- _Your task_
Your task is to quote the material that follows, in full and exactly.

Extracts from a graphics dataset
= = =

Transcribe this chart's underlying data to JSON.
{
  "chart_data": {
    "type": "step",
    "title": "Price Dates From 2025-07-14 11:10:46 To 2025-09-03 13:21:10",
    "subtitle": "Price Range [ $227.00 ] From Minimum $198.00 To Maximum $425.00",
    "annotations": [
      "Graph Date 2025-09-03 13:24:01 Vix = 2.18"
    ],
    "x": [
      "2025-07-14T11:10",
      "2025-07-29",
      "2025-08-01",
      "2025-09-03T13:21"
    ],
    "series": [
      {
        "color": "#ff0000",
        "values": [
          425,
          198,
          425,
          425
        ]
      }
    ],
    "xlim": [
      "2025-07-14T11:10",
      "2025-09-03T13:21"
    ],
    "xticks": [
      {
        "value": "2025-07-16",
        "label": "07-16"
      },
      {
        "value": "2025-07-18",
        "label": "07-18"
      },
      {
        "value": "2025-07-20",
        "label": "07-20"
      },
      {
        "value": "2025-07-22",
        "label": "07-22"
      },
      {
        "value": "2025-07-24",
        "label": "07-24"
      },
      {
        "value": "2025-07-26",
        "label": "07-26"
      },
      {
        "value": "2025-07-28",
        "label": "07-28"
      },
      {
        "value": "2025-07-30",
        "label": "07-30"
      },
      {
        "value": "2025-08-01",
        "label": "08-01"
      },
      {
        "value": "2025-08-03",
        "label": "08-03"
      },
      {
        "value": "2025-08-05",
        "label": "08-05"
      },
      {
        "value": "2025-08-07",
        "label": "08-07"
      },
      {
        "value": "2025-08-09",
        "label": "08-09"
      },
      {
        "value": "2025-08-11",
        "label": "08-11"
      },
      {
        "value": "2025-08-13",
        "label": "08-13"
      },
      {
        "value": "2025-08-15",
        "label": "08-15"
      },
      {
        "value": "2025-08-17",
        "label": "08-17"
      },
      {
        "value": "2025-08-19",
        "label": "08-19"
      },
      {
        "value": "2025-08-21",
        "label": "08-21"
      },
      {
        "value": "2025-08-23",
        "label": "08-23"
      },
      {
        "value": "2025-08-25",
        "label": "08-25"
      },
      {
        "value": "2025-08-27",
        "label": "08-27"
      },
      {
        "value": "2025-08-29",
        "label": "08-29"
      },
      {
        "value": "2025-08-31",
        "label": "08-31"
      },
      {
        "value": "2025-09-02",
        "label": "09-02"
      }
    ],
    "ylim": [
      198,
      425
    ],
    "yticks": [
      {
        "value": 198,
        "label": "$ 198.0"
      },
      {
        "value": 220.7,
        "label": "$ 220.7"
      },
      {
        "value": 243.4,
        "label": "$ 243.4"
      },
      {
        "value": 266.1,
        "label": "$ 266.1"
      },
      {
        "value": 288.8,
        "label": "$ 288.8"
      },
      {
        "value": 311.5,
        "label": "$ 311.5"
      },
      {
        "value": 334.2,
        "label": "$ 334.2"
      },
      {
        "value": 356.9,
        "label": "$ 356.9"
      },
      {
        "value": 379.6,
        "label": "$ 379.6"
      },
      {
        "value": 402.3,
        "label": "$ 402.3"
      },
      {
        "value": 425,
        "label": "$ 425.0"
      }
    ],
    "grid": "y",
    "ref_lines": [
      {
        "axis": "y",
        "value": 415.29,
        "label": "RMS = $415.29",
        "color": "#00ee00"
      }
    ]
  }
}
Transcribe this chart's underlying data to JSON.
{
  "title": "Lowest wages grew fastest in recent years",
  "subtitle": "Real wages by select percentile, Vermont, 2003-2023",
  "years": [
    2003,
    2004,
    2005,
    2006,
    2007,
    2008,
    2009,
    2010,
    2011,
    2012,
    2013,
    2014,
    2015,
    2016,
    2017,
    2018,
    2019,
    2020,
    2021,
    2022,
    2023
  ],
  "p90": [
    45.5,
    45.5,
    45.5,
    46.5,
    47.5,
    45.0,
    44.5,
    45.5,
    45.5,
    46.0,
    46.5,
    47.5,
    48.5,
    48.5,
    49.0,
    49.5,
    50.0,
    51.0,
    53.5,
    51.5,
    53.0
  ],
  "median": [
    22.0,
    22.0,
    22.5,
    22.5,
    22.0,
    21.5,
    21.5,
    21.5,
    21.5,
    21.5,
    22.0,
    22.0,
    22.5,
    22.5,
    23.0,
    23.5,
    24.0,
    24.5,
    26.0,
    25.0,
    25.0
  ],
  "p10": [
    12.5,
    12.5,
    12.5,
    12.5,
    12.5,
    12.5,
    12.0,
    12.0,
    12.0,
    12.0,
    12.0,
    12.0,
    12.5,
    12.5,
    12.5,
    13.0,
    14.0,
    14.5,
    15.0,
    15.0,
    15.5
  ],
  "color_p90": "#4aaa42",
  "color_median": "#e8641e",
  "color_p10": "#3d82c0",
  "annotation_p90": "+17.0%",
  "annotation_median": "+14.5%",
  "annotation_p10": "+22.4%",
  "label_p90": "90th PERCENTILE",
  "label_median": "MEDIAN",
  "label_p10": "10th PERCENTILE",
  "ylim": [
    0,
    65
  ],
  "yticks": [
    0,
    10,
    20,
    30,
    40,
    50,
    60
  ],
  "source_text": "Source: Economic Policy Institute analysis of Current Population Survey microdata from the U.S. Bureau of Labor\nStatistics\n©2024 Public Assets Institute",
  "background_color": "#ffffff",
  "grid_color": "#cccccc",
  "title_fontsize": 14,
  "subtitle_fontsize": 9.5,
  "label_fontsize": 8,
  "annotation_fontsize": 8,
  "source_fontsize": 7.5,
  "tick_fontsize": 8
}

= = =

- _Task result_
Transcribe this chart's underlying data to JSON.
{
  "chart_data": {
    "type": "step",
    "title": "Price Dates From 2025-07-14 11:10:46 To 2025-09-03 13:21:10",
    "subtitle": "Price Range [ $227.00 ] From Minimum $198.00 To Maximum $425.00",
    "annotations": [
      "Graph Date 2025-09-03 13:24:01 Vix = 2.18"
    ],
    "x": [
      "2025-07-14T11:10",
      "2025-07-29",
      "2025-08-01",
      "2025-09-03T13:21"
    ],
    "series": [
      {
        "color": "#ff0000",
        "values": [
          425,
          198,
          425,
          425
        ]
      }
    ],
    "xlim": [
      "2025-07-14T11:10",
      "2025-09-03T13:21"
    ],
    "xticks": [
      {
        "value": "2025-07-16",
        "label": "07-16"
      },
      {
        "value": "2025-07-18",
        "label": "07-18"
      },
      {
        "value": "2025-07-20",
        "label": "07-20"
      },
      {
        "value": "2025-07-22",
        "label": "07-22"
      },
      {
        "value": "2025-07-24",
        "label": "07-24"
      },
      {
        "value": "2025-07-26",
        "label": "07-26"
      },
      {
        "value": "2025-07-28",
        "label": "07-28"
      },
      {
        "value": "2025-07-30",
        "label": "07-30"
      },
      {
        "value": "2025-08-01",
        "label": "08-01"
      },
      {
        "value": "2025-08-03",
        "label": "08-03"
      },
      {
        "value": "2025-08-05",
        "label": "08-05"
      },
      {
        "value": "2025-08-07",
        "label": "08-07"
      },
      {
        "value": "2025-08-09",
        "label": "08-09"
      },
      {
        "value": "2025-08-11",
        "label": "08-11"
      },
      {
        "value": "2025-08-13",
        "label": "08-13"
      },
      {
        "value": "2025-08-15",
        "label": "08-15"
      },
      {
        "value": "2025-08-17",
        "label": "08-17"
      },
      {
        "value": "2025-08-19",
        "label": "08-19"
      },
      {
        "value": "2025-08-21",
        "label": "08-21"
      },
      {
        "value": "2025-08-23",
        "label": "08-23"
      },
      {
        "value": "2025-08-25",
        "label": "08-25"
      },
      {
        "value": "2025-08-27",
        "label": "08-27"
      },
      {
        "value": "2025-08-29",
        "label": "08-29"
      },
      {
        "value": "2025-08-31",
        "label": "08-31"
      },
      {
        "value": "2025-09-02",
        "label": "09-02"
      }
    ],
    "ylim": [
      198,
      425
    ],
    "yticks": [
      {
        "value": 198,
        "label": "$ 198.0"
      },
      {
        "value": 220.7,
        "label": "$ 220.7"
      },
      {
        "value": 243.4,
        "label": "$ 243.4"
      },
      {
        "value": 266.1,
        "label": "$ 266.1"
      },
      {
        "value": 288.8,
        "label": "$ 288.8"
      },
      {
        "value": 311.5,
        "label": "$ 311.5"
      },
      {
        "value": 334.2,
        "label": "$ 334.2"
      },
      {
        "value": 356.9,
        "label": "$ 356.9"
      },
      {
        "value": 379.6,
        "label": "$ 379.6"
      },
      {
        "value": 402.3,
        "label": "$ 402.3"
      },
      {
        "value": 425,
        "label": "$ 425.0"
      }
    ],
    "grid": "y",
    "ref_lines": [
      {
        "axis": "y",
        "value": 415.29,
        "label": "RMS = $415.29",
        "color": "#00ee00"
      }
    ]
  }
}
Transcribe this chart's underlying data to JSON.
{
  "title": "Lowest wages grew fastest in recent years",
  "subtitle": "Real wages by select percentile, Vermont, 2003-2023",
  "years": [
    2003,
    2004,
    2005,
    2006,
    2007,
    2008,
    2009,
    2010,
    2011,
    2012,
    2013,
    2014,
    2015,
    2016,
    2017,
    2018,
    2019,
    2020,
    2021,
    2022,
    2023
  ],
  "p90": [
    45.5,
    45.5,
    45.5,
    46.5,
    47.5,
    45.0,
    44.5,
    45.5,
    45.5,
    46.0,
    46.5,
    47.5,
    48.5,
    48.5,
    49.0,
    49.5,
    50.0,
    51.0,
    53.5,
    51.5,
    53.0
  ],
  "median": [
    22.0,
    22.0,
    22.5,
    22.5,
    22.0,
    21.5,
    21.5,
    21.5,
    21.5,
    21.5,
    22.0,
    22.0,
    22.5,
    22.5,
    23.0,
    23.5,
    24.0,
    24.5,
    26.0,
    25.0,
    25.0
  ],
  "p10": [
    12.5,
    12.5,
    12.5,
    12.5,
    12.5,
    12.5,
    12.0,
    12.0,
    12.0,
    12.0,
    12.0,
    12.0,
    12.5,
    12.5,
    12.5,
    13.0,
    14.0,
    14.5,
    15.0,
    15.0,
    15.5
  ],
  "color_p90": "#4aaa42",
  "color_median": "#e8641e",
  "color_p10": "#3d82c0",
  "annotation_p90": "+17.0%",
  "annotation_median": "+14.5%",
  "annotation_p10": "+22.4%",
  "label_p90": "90th PERCENTILE",
  "label_median": "MEDIAN",
  "label_p10": "10th PERCENTILE",
  "ylim": [
    0,
    65
  ],
  "yticks": [
    0,
    10,
    20,
    30,
    40,
    50,
    60
  ],
  "source_text": "Source: Economic Policy Institute analysis of Current Population Survey microdata from the U.S. Bureau of Labor\nStatistics\n©2024 Public Assets Institute",
  "background_color": "#ffffff",
  "grid_color": "#cccccc",
  "title_fontsize": 14,
  "subtitle_fontsize": 9.5,
  "label_fontsize": 8,
  "annotation_fontsize": 8,
  "source_fontsize": 7.5,
  "tick_fontsize": 8
}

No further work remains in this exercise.